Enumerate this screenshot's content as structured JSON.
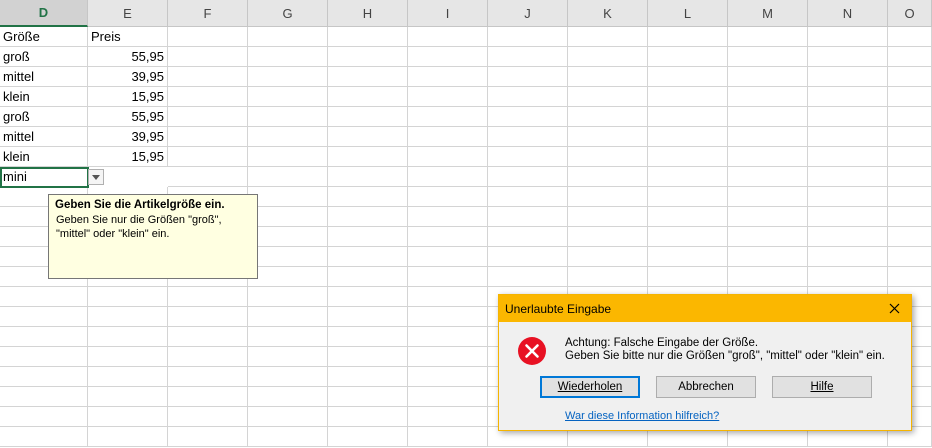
{
  "columns": [
    "D",
    "E",
    "F",
    "G",
    "H",
    "I",
    "J",
    "K",
    "L",
    "M",
    "N",
    "O"
  ],
  "active_column": "D",
  "rows": [
    {
      "d": "Größe",
      "e": ""
    },
    {
      "d": "groß",
      "e": "55,95"
    },
    {
      "d": "mittel",
      "e": "39,95"
    },
    {
      "d": "klein",
      "e": "15,95"
    },
    {
      "d": "groß",
      "e": "55,95"
    },
    {
      "d": "mittel",
      "e": "39,95"
    },
    {
      "d": "klein",
      "e": "15,95"
    },
    {
      "d": "mini",
      "e": ""
    }
  ],
  "header_e": "Preis",
  "active_cell_value": "mini",
  "input_message": {
    "title": "Geben Sie die Artikelgröße ein.",
    "body_line1": "Geben Sie nur die Größen \"groß\",",
    "body_line2": "\"mittel\" oder \"klein\" ein."
  },
  "dialog": {
    "title": "Unerlaubte Eingabe",
    "message_line1": "Achtung: Falsche Eingabe der Größe.",
    "message_line2": "Geben Sie bitte nur die Größen \"groß\", \"mittel\" oder \"klein\" ein.",
    "buttons": {
      "retry": "Wiederholen",
      "cancel": "Abbrechen",
      "help": "Hilfe"
    },
    "link": "War diese Information hilfreich?",
    "colors": {
      "title_bar": "#fbb700",
      "error": "#e81123"
    }
  }
}
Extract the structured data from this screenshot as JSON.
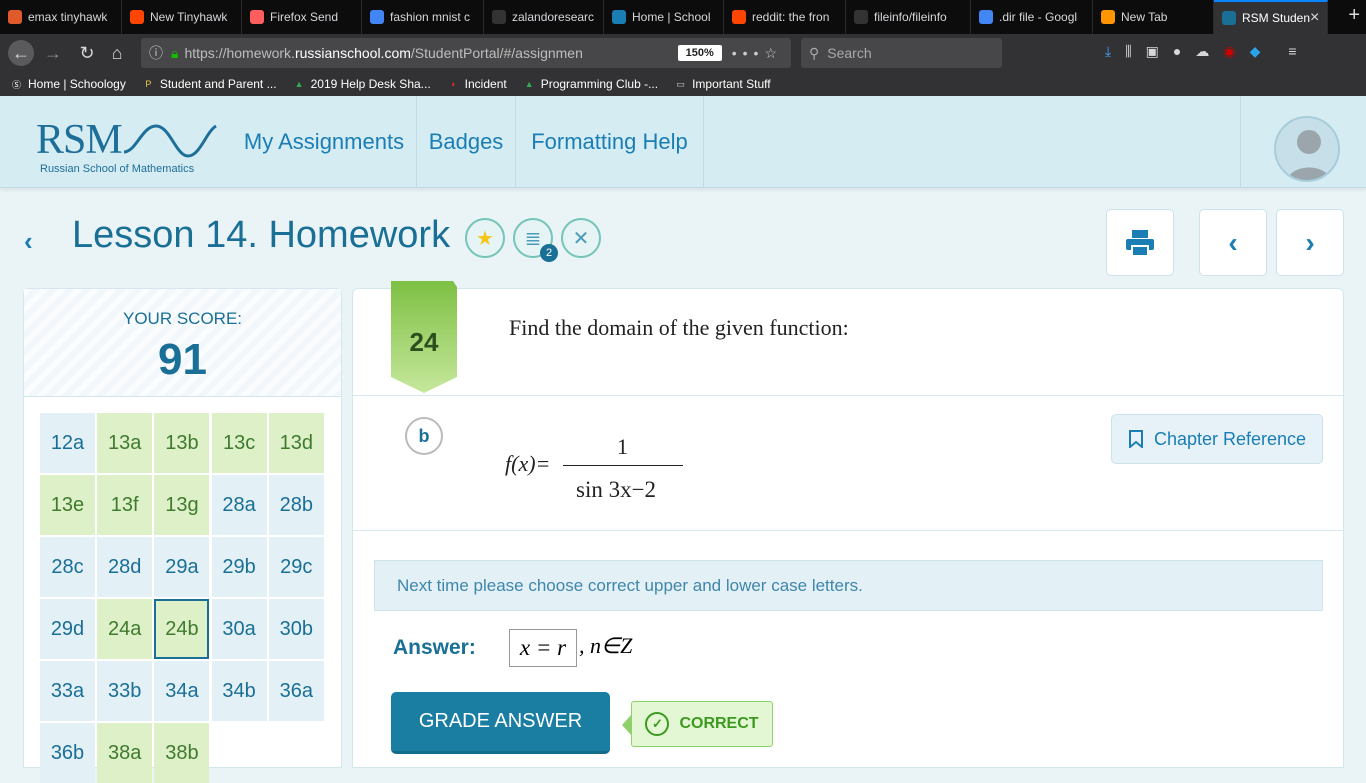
{
  "browser": {
    "tabs": [
      {
        "label": "emax tinyhawk",
        "icon": "bg-icon",
        "color": "#e05a2b"
      },
      {
        "label": "New Tinyhawk",
        "icon": "reddit-icon",
        "color": "#ff4500"
      },
      {
        "label": "Firefox Send",
        "icon": "firefox-send-icon",
        "color": "#ff5e5e"
      },
      {
        "label": "fashion mnist c",
        "icon": "google-icon",
        "color": "#4285f4"
      },
      {
        "label": "zalandoresearc",
        "icon": "github-icon",
        "color": "#333333"
      },
      {
        "label": "Home | School",
        "icon": "schoology-icon",
        "color": "#1a7eb5"
      },
      {
        "label": "reddit: the fron",
        "icon": "reddit-icon",
        "color": "#ff4500"
      },
      {
        "label": "fileinfo/fileinfo",
        "icon": "github-icon",
        "color": "#333333"
      },
      {
        "label": ".dir file - Googl",
        "icon": "google-icon",
        "color": "#4285f4"
      },
      {
        "label": "New Tab",
        "icon": "firefox-icon",
        "color": "#ff9500"
      },
      {
        "label": "RSM Studen",
        "icon": "rsm-icon",
        "color": "#1a6f96",
        "active": true
      }
    ],
    "url_prefix": "https://homework.",
    "url_domain": "russianschool.com",
    "url_path": "/StudentPortal/#/assignmen",
    "zoom": "150%",
    "search_placeholder": "Search",
    "bookmarks": [
      {
        "label": "Home | Schoology",
        "icon": "schoology-icon"
      },
      {
        "label": "Student and Parent ...",
        "icon": "parent-portal-icon"
      },
      {
        "label": "2019 Help Desk Sha...",
        "icon": "google-drive-icon"
      },
      {
        "label": "Incident",
        "icon": "incident-icon"
      },
      {
        "label": "Programming Club -...",
        "icon": "google-drive-icon"
      },
      {
        "label": "Important Stuff",
        "icon": "folder-icon"
      }
    ]
  },
  "site": {
    "logo_text": "RSM",
    "logo_sub": "Russian School of Mathematics",
    "nav": [
      "My Assignments",
      "Badges",
      "Formatting Help"
    ]
  },
  "lesson": {
    "title": "Lesson 14. Homework",
    "badge_count": "2"
  },
  "score": {
    "label": "YOUR SCORE:",
    "value": "91"
  },
  "problems": [
    {
      "label": "12a",
      "status": "blue"
    },
    {
      "label": "13a",
      "status": "green"
    },
    {
      "label": "13b",
      "status": "green"
    },
    {
      "label": "13c",
      "status": "green"
    },
    {
      "label": "13d",
      "status": "green"
    },
    {
      "label": "13e",
      "status": "green"
    },
    {
      "label": "13f",
      "status": "green"
    },
    {
      "label": "13g",
      "status": "green"
    },
    {
      "label": "28a",
      "status": "blue"
    },
    {
      "label": "28b",
      "status": "blue"
    },
    {
      "label": "28c",
      "status": "blue"
    },
    {
      "label": "28d",
      "status": "blue"
    },
    {
      "label": "29a",
      "status": "blue"
    },
    {
      "label": "29b",
      "status": "blue"
    },
    {
      "label": "29c",
      "status": "blue"
    },
    {
      "label": "29d",
      "status": "blue"
    },
    {
      "label": "24a",
      "status": "green"
    },
    {
      "label": "24b",
      "status": "green",
      "selected": true
    },
    {
      "label": "30a",
      "status": "blue"
    },
    {
      "label": "30b",
      "status": "blue"
    },
    {
      "label": "33a",
      "status": "blue"
    },
    {
      "label": "33b",
      "status": "blue"
    },
    {
      "label": "34a",
      "status": "blue"
    },
    {
      "label": "34b",
      "status": "blue"
    },
    {
      "label": "36a",
      "status": "blue"
    },
    {
      "label": "36b",
      "status": "blue"
    },
    {
      "label": "38a",
      "status": "green"
    },
    {
      "label": "38b",
      "status": "green"
    }
  ],
  "question": {
    "number": "24",
    "text": "Find the domain of the given function:",
    "part": "b",
    "function_lhs": "f(x)=",
    "numerator": "1",
    "denominator": "sin 3x−2",
    "chapter_reference": "Chapter Reference",
    "hint": "Next time please choose correct upper and lower case letters.",
    "answer_label": "Answer:",
    "answer_value": "x = r",
    "answer_tail": ", n∈Z",
    "grade_button": "GRADE ANSWER",
    "result": "CORRECT"
  }
}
--------------------------------------------------
## [WRITTEN EXERCISE]
Copy out each line word for word, please, skipping the images.

## [FINAL RESULT]
Enumerate this screenshot's content as structured JSON.
{
  "columns": [
    "D",
    "E",
    "F",
    "G",
    "H",
    "I",
    "J",
    "K",
    "L",
    "M",
    "N",
    "O"
  ],
  "active_column": "D",
  "rows": [
    {
      "d": "Größe",
      "e": ""
    },
    {
      "d": "groß",
      "e": "55,95"
    },
    {
      "d": "mittel",
      "e": "39,95"
    },
    {
      "d": "klein",
      "e": "15,95"
    },
    {
      "d": "groß",
      "e": "55,95"
    },
    {
      "d": "mittel",
      "e": "39,95"
    },
    {
      "d": "klein",
      "e": "15,95"
    },
    {
      "d": "mini",
      "e": ""
    }
  ],
  "header_e": "Preis",
  "active_cell_value": "mini",
  "input_message": {
    "title": "Geben Sie die Artikelgröße ein.",
    "body_line1": "Geben Sie nur die Größen \"groß\",",
    "body_line2": "\"mittel\" oder \"klein\" ein."
  },
  "dialog": {
    "title": "Unerlaubte Eingabe",
    "message_line1": "Achtung: Falsche Eingabe der Größe.",
    "message_line2": "Geben Sie bitte nur die Größen \"groß\", \"mittel\" oder \"klein\" ein.",
    "buttons": {
      "retry": "Wiederholen",
      "cancel": "Abbrechen",
      "help": "Hilfe"
    },
    "link": "War diese Information hilfreich?",
    "colors": {
      "title_bar": "#fbb700",
      "error": "#e81123"
    }
  }
}
Extract the structured data from this screenshot as JSON.
{
  "browser": {
    "tabs": [
      {
        "label": "emax tinyhawk",
        "icon": "bg-icon",
        "color": "#e05a2b"
      },
      {
        "label": "New Tinyhawk",
        "icon": "reddit-icon",
        "color": "#ff4500"
      },
      {
        "label": "Firefox Send",
        "icon": "firefox-send-icon",
        "color": "#ff5e5e"
      },
      {
        "label": "fashion mnist c",
        "icon": "google-icon",
        "color": "#4285f4"
      },
      {
        "label": "zalandoresearc",
        "icon": "github-icon",
        "color": "#333333"
      },
      {
        "label": "Home | School",
        "icon": "schoology-icon",
        "color": "#1a7eb5"
      },
      {
        "label": "reddit: the fron",
        "icon": "reddit-icon",
        "color": "#ff4500"
      },
      {
        "label": "fileinfo/fileinfo",
        "icon": "github-icon",
        "color": "#333333"
      },
      {
        "label": ".dir file - Googl",
        "icon": "google-icon",
        "color": "#4285f4"
      },
      {
        "label": "New Tab",
        "icon": "firefox-icon",
        "color": "#ff9500"
      },
      {
        "label": "RSM Studen",
        "icon": "rsm-icon",
        "color": "#1a6f96",
        "active": true
      }
    ],
    "url_prefix": "https://homework.",
    "url_domain": "russianschool.com",
    "url_path": "/StudentPortal/#/assignmen",
    "zoom": "150%",
    "search_placeholder": "Search",
    "bookmarks": [
      {
        "label": "Home | Schoology",
        "icon": "schoology-icon"
      },
      {
        "label": "Student and Parent ...",
        "icon": "parent-portal-icon"
      },
      {
        "label": "2019 Help Desk Sha...",
        "icon": "google-drive-icon"
      },
      {
        "label": "Incident",
        "icon": "incident-icon"
      },
      {
        "label": "Programming Club -...",
        "icon": "google-drive-icon"
      },
      {
        "label": "Important Stuff",
        "icon": "folder-icon"
      }
    ]
  },
  "site": {
    "logo_text": "RSM",
    "logo_sub": "Russian School of Mathematics",
    "nav": [
      "My Assignments",
      "Badges",
      "Formatting Help"
    ]
  },
  "lesson": {
    "title": "Lesson 14. Homework",
    "badge_count": "2"
  },
  "score": {
    "label": "YOUR SCORE:",
    "value": "91"
  },
  "problems": [
    {
      "label": "12a",
      "status": "blue"
    },
    {
      "label": "13a",
      "status": "green"
    },
    {
      "label": "13b",
      "status": "green"
    },
    {
      "label": "13c",
      "status": "green"
    },
    {
      "label": "13d",
      "status": "green"
    },
    {
      "label": "13e",
      "status": "green"
    },
    {
      "label": "13f",
      "status": "green"
    },
    {
      "label": "13g",
      "status": "green"
    },
    {
      "label": "28a",
      "status": "blue"
    },
    {
      "label": "28b",
      "status": "blue"
    },
    {
      "label": "28c",
      "status": "blue"
    },
    {
      "label": "28d",
      "status": "blue"
    },
    {
      "label": "29a",
      "status": "blue"
    },
    {
      "label": "29b",
      "status": "blue"
    },
    {
      "label": "29c",
      "status": "blue"
    },
    {
      "label": "29d",
      "status": "blue"
    },
    {
      "label": "24a",
      "status": "green"
    },
    {
      "label": "24b",
      "status": "green",
      "selected": true
    },
    {
      "label": "30a",
      "status": "blue"
    },
    {
      "label": "30b",
      "status": "blue"
    },
    {
      "label": "33a",
      "status": "blue"
    },
    {
      "label": "33b",
      "status": "blue"
    },
    {
      "label": "34a",
      "status": "blue"
    },
    {
      "label": "34b",
      "status": "blue"
    },
    {
      "label": "36a",
      "status": "blue"
    },
    {
      "label": "36b",
      "status": "blue"
    },
    {
      "label": "38a",
      "status": "green"
    },
    {
      "label": "38b",
      "status": "green"
    }
  ],
  "question": {
    "number": "24",
    "text": "Find the domain of the given function:",
    "part": "b",
    "function_lhs": "f(x)=",
    "numerator": "1",
    "denominator": "sin 3x−2",
    "chapter_reference": "Chapter Reference",
    "hint": "Next time please choose correct upper and lower case letters.",
    "answer_label": "Answer:",
    "answer_value": "x = r",
    "answer_tail": ", n∈Z",
    "grade_button": "GRADE ANSWER",
    "result": "CORRECT"
  }
}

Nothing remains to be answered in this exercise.